* Start Provided records *

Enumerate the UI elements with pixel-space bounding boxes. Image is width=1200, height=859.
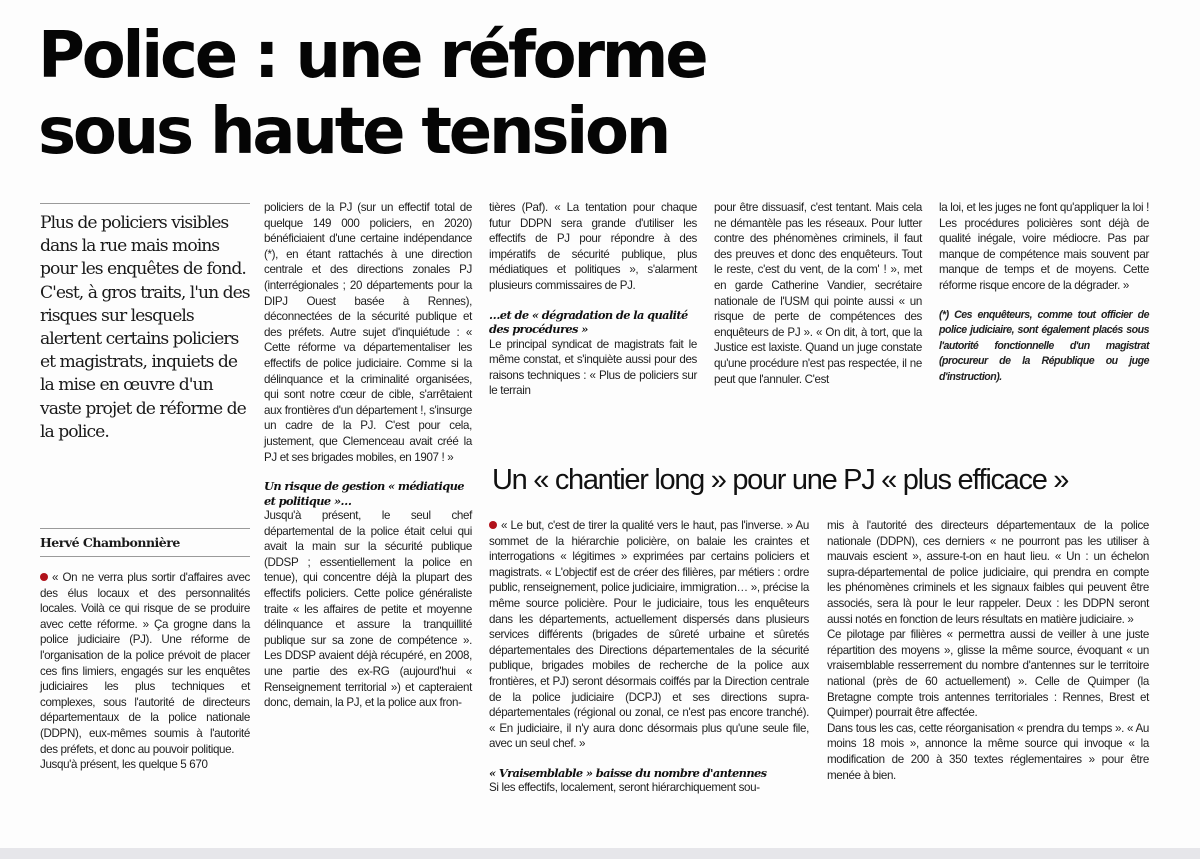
- column-5: [939, 200, 1149, 386]
- headline-line-1: Police : une réforme: [38, 19, 706, 93]
- paragraph: Le principal syndicat de magistrats fait le même constat, et s'inquiète aussi pour des raisons techniques : « Plus de policiers sur le terrain: [489, 337, 697, 398]
- column-3: [489, 200, 697, 399]
- paragraph: mis à l'autorité des directeurs départementaux de la police nationale (DDPN), ces derniers « ne pourront pas les utiliser à mauvais escient », assure-t-on en haut lieu. « Un : un échelon supra-départemental de police judiciaire, qui prendra en compte les phénomènes criminels et les signaux faibles qui peuvent être associés, sera là pour le leur rappeler. Deux : les DDPN seront aussi notés en fonction de leurs résultats en matière judiciaire. »: [827, 519, 1149, 626]
- paragraph: Jusqu'à présent, le seul chef départemental de la police était celui qui avait la main sur la sécurité publique (DDSP ; essentiellement la police en tenue), qui concentre déjà la plupart des effectifs policiers. Cette police généraliste traite « les affaires de petite et moyenne délinquance et assure la tranquillité publique sur sa zone de compétence ». Les DDSP avaient déjà récupéré, en 2008, une partie des ex-RG (aujourd'hui « Renseignement territorial ») et capteraient donc, demain, la PJ, et la police aux fron-: [264, 509, 472, 710]
- footnote: (*) Ces enquêteurs, comme tout officier de police judiciaire, sont également placés sous l'autorité fonctionnelle d'un magistrat (procureur de la République ou juge d'instruction).: [939, 308, 1149, 383]
- section-subheadline: Un « chantier long » pour une PJ « plus efficace »: [492, 464, 1069, 496]
- paragraph: tières (Paf). « La tentation pour chaque futur DDPN sera grande d'utiliser les effectifs de PJ pour répondre à des impératifs de sécurité publique, plus médiatiques et politiques », s'alarment plusieurs commissaires de PJ.: [489, 201, 697, 292]
- byline-top-rule: [40, 528, 250, 529]
- intertitle: …et de « dégradation de la qualité des procédures »: [489, 307, 688, 337]
- column-7: [827, 518, 1149, 783]
- headline: [38, 18, 706, 170]
- paragraph: pour être dissuasif, c'est tentant. Mais cela ne démantèle pas les réseaux. Pour lutter contre des phénomènes criminels, il faut des preuves et donc des enquêteurs. Tout le reste, c'est du vent, de la com' ! », met en garde Catherine Vandier, secrétaire nationale de l'USM qui pointe aussi « un risque de perte de compétences des enquêteurs de PJ ». « On dit, à tort, que la Justice est laxiste. Quand un juge constate qu'une procédure n'est pas respectée, il ne peut que l'annuler. C'est: [714, 201, 922, 386]
- paragraph: Ce pilotage par filières « permettra aussi de veiller à une juste répartition des moyens », glisse la même source, évoquant « un vraisemblable resserrement du nombre d'antennes sur le territoire national (près de 60 actuellement) ». Celle de Quimper (la Bretagne compte trois antennes territoriales : Rennes, Brest et Quimper) pourrait être affectée.: [827, 628, 1149, 720]
- chapo-top-rule: [40, 203, 250, 204]
- headline-line-2: sous haute tension: [38, 95, 669, 169]
- bullet-icon: [40, 573, 48, 581]
- chapo: Plus de policiers visibles dans la rue mais moins pour les enquêtes de fond. C'est, à gros traits, l'un des risques sur lesquels alertent certains policiers et magistrats, inquiets de la mise en œuvre d'un vaste projet de réforme de la police.: [40, 213, 250, 442]
- paragraph: « Le but, c'est de tirer la qualité vers le haut, pas l'inverse. » Au sommet de la hiérarchie policière, on balaie les craintes et interrogations « légitimes » exprimées par certains policiers et magistrats. « L'objectif est de créer des filières, par métiers : ordre public, renseignement, police judiciaire, immigration… », précise la même source policière. Pour le judiciaire, tous les enquêteurs dans les départements, actuellement dispersés dans plusieurs services différents (brigades de sûreté urbaine et sûretés départementales des Directions départementales de la sécurité publique, brigades mobiles de recherche de la police aux frontières, et PJ) seront désormais coiffés par la Direction centrale de la police judiciaire (DCPJ) et ses directions supra-départementales (régional ou zonal, ce n'est pas encore tranché). « En judiciaire, il n'y aura donc désormais plus qu'une seule file, avec un seul chef. »: [489, 519, 809, 751]
- paragraph: la loi, et les juges ne font qu'appliquer la loi ! Les procédures policières sont déjà de qualité inégale, voire médiocre. Pas par manque de compétence mais souvent par manque de temps et de moyens. Cette réforme risque encore de la dégrader. »: [939, 201, 1149, 292]
- bullet-icon: [489, 521, 497, 529]
- column-4: [714, 200, 922, 387]
- column-1: [40, 570, 250, 773]
- intertitle: Un risque de gestion « médiatique et politique »…: [264, 479, 464, 508]
- page-bottom-edge: [0, 848, 1200, 859]
- paragraph: Si les effectifs, localement, seront hiérarchiquement sou-: [489, 781, 760, 795]
- paragraph: policiers de la PJ (sur un effectif total de quelque 149 000 policiers, en 2020) bénéficiaient d'une certaine indépendance (*), en étant rattachés à une direction centrale et des directions zonales PJ (interrégionales ; 20 départements pour la DIPJ Ouest basée à Rennes), déconnectées de la sécurité publique et des préfets. Autre sujet d'inquiétude : « Cette réforme va départementaliser les effectifs de police judiciaire. Comme si la délinquance et la criminalité organisées, qui sont notre cœur de cible, s'arrêtaient aux frontières d'un département !, s'insurge un cadre de la PJ. C'est pour cela, justement, que Clemenceau avait créé la PJ et ses brigades mobiles, en 1907 ! »: [264, 201, 472, 464]
- paragraph: Dans tous les cas, cette réorganisation « prendra du temps ». « Au moins 18 mois », annonce la même source qui invoque « la modification de 200 à 350 textes réglementaires » pour être menée à bien.: [827, 721, 1149, 782]
- column-2: [264, 200, 472, 711]
- intertitle: « Vraisemblable » baisse du nombre d'antennes: [489, 765, 767, 780]
- byline: Hervé Chambonnière: [40, 535, 180, 550]
- paragraph: « On ne verra plus sortir d'affaires avec des élus locaux et des personnalités locales. Voilà ce qui risque de se produire avec cette réforme. » Ça grogne dans la police judiciaire (PJ). Une réforme de l'organisation de la police prévoit de placer ces fins limiers, engagés sur les enquêtes judiciaires les plus techniques et complexes, sous l'autorité de directeurs départementaux de la police nationale (DDPN), eux-mêmes soumis à l'autorité des préfets, et donc au pouvoir politique.: [40, 571, 250, 756]
- byline-bottom-rule: [40, 556, 250, 557]
- paragraph: Jusqu'à présent, les quelque 5 670: [40, 758, 208, 772]
- column-6: [489, 518, 809, 796]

* End Provided records *

Reproduce, line for line and without changes, the data between the line containing "- column-5: [939, 200, 1149, 386]" and the line containing "- byline-top-rule: [40, 528, 250, 529]", inclusive.

> **The completed task**:
- column-5: [939, 200, 1149, 386]
- headline-line-1: Police : une réforme: [38, 19, 706, 93]
- paragraph: Le principal syndicat de magistrats fait le même constat, et s'inquiète aussi pour des raisons techniques : « Plus de policiers sur le terrain: [489, 337, 697, 398]
- column-3: [489, 200, 697, 399]
- paragraph: mis à l'autorité des directeurs départementaux de la police nationale (DDPN), ces derniers « ne pourront pas les utiliser à mauvais escient », assure-t-on en haut lieu. « Un : un échelon supra-départemental de police judiciaire, qui prendra en compte les phénomènes criminels et les signaux faibles qui peuvent être associés, sera là pour le leur rappeler. Deux : les DDPN seront aussi notés en fonction de leurs résultats en matière judiciaire. »: [827, 519, 1149, 626]
- paragraph: Jusqu'à présent, le seul chef départemental de la police était celui qui avait la main sur la sécurité publique (DDSP ; essentiellement la police en tenue), qui concentre déjà la plupart des effectifs policiers. Cette police généraliste traite « les affaires de petite et moyenne délinquance et assure la tranquillité publique sur sa zone de compétence ». Les DDSP avaient déjà récupéré, en 2008, une partie des ex-RG (aujourd'hui « Renseignement territorial ») et capteraient donc, demain, la PJ, et la police aux fron-: [264, 509, 472, 710]
- footnote: (*) Ces enquêteurs, comme tout officier de police judiciaire, sont également placés sous l'autorité fonctionnelle d'un magistrat (procureur de la République ou juge d'instruction).: [939, 308, 1149, 383]
- section-subheadline: Un « chantier long » pour une PJ « plus efficace »: [492, 464, 1069, 496]
- paragraph: tières (Paf). « La tentation pour chaque futur DDPN sera grande d'utiliser les effectifs de PJ pour répondre à des impératifs de sécurité publique, plus médiatiques et politiques », s'alarment plusieurs commissaires de PJ.: [489, 201, 697, 292]
- byline-top-rule: [40, 528, 250, 529]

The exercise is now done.